§ **Set exercise**: Read the listing and extract each line that includes the word "title".

§ **Entries shown**:
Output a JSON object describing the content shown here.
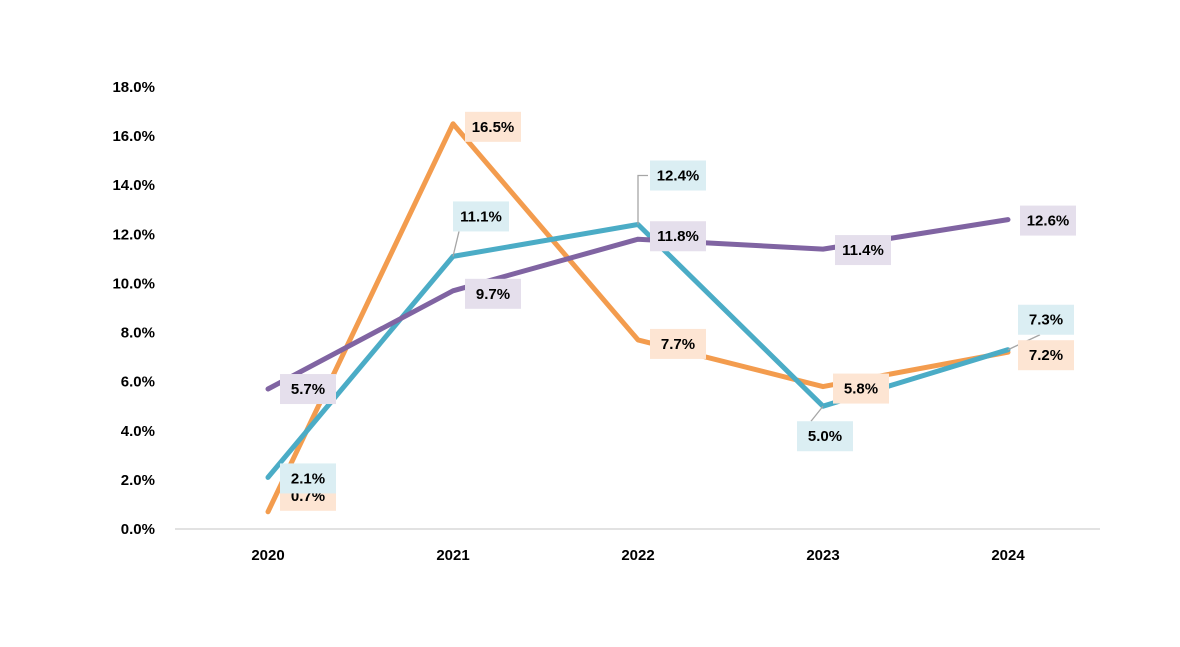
{
  "chart_data": {
    "type": "line",
    "title": "",
    "xlabel": "",
    "ylabel": "",
    "categories": [
      "2020",
      "2021",
      "2022",
      "2023",
      "2024"
    ],
    "y_tick_labels": [
      "0.0%",
      "2.0%",
      "4.0%",
      "6.0%",
      "8.0%",
      "10.0%",
      "12.0%",
      "14.0%",
      "16.0%",
      "18.0%"
    ],
    "ylim": [
      0,
      18
    ],
    "grid": false,
    "legend": "none",
    "series": [
      {
        "color": "#F39C4E",
        "label_bg": "#FDE5D3",
        "values": [
          0.7,
          16.5,
          7.7,
          5.8,
          7.2
        ],
        "labels": [
          "0.7%",
          "16.5%",
          "7.7%",
          "5.8%",
          "7.2%"
        ]
      },
      {
        "color": "#4BACC6",
        "label_bg": "#DBEEF3",
        "values": [
          2.1,
          11.1,
          12.4,
          5.0,
          7.3
        ],
        "labels": [
          "2.1%",
          "11.1%",
          "12.4%",
          "5.0%",
          "7.3%"
        ]
      },
      {
        "color": "#8064A2",
        "label_bg": "#E5DFEC",
        "values": [
          5.7,
          9.7,
          11.8,
          11.4,
          12.6
        ],
        "labels": [
          "5.7%",
          "9.7%",
          "11.8%",
          "11.4%",
          "12.6%"
        ]
      }
    ]
  }
}
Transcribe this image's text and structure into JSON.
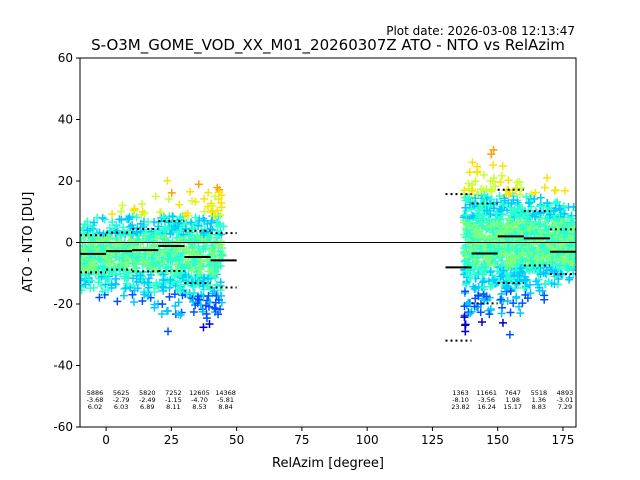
{
  "chart_data": {
    "type": "scatter",
    "plot_date": "Plot date: 2026-03-08 12:13:47",
    "title": "S-O3M_GOME_VOD_XX_M01_20260307Z ATO - NTO vs RelAzim",
    "xlabel": "RelAzim [degree]",
    "ylabel": "ATO - NTO [DU]",
    "xlim": [
      -10,
      180
    ],
    "ylim": [
      -60,
      60
    ],
    "xticks": [
      0,
      25,
      50,
      75,
      100,
      125,
      150,
      175
    ],
    "yticks": [
      -60,
      -40,
      -20,
      0,
      20,
      40,
      60
    ],
    "grid": false,
    "zero_line": 0,
    "point_colors": [
      "#0000cc",
      "#0050ff",
      "#00c8ff",
      "#28ffd0",
      "#7cff7c",
      "#c8ff30",
      "#ffe000",
      "#ffa000"
    ],
    "clusters": [
      {
        "x_range": [
          -10,
          45
        ],
        "y_center": -4,
        "spread": 18
      },
      {
        "x_range": [
          137,
          180
        ],
        "y_center": 0,
        "spread": 22
      }
    ],
    "bins": [
      {
        "x_range": [
          -10,
          0
        ],
        "count": "5886",
        "mean": -3.68,
        "mean_label": "-3.68",
        "std": 6.02,
        "std_label": "6.02"
      },
      {
        "x_range": [
          0,
          10
        ],
        "count": "5625",
        "mean": -2.79,
        "mean_label": "-2.79",
        "std": 6.03,
        "std_label": "6.03"
      },
      {
        "x_range": [
          10,
          20
        ],
        "count": "5820",
        "mean": -2.49,
        "mean_label": "-2.49",
        "std": 6.89,
        "std_label": "6.89"
      },
      {
        "x_range": [
          20,
          30
        ],
        "count": "7252",
        "mean": -1.15,
        "mean_label": "-1.15",
        "std": 8.11,
        "std_label": "8.11"
      },
      {
        "x_range": [
          30,
          40
        ],
        "count": "12605",
        "mean": -4.7,
        "mean_label": "-4.70",
        "std": 8.53,
        "std_label": "8.53"
      },
      {
        "x_range": [
          40,
          50
        ],
        "count": "14368",
        "mean": -5.81,
        "mean_label": "-5.81",
        "std": 8.84,
        "std_label": "8.84"
      },
      {
        "x_range": [
          130,
          140
        ],
        "count": "1363",
        "mean": -8.1,
        "mean_label": "-8.10",
        "std": 23.82,
        "std_label": "23.82"
      },
      {
        "x_range": [
          140,
          150
        ],
        "count": "11661",
        "mean": -3.56,
        "mean_label": "-3.56",
        "std": 16.24,
        "std_label": "16.24"
      },
      {
        "x_range": [
          150,
          160
        ],
        "count": "7647",
        "mean": 1.98,
        "mean_label": "1.98",
        "std": 15.17,
        "std_label": "15.17"
      },
      {
        "x_range": [
          160,
          170
        ],
        "count": "5518",
        "mean": 1.36,
        "mean_label": "1.36",
        "std": 8.83,
        "std_label": "8.83"
      },
      {
        "x_range": [
          170,
          180
        ],
        "count": "4893",
        "mean": -3.01,
        "mean_label": "-3.01",
        "std": 7.29,
        "std_label": "7.29"
      }
    ]
  }
}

§ **Problem solution**:
    "title": "",
    "title": "S-O3M_GOME_VOD_XX_M01_20260307Z ATO - NTO vs RelAzim",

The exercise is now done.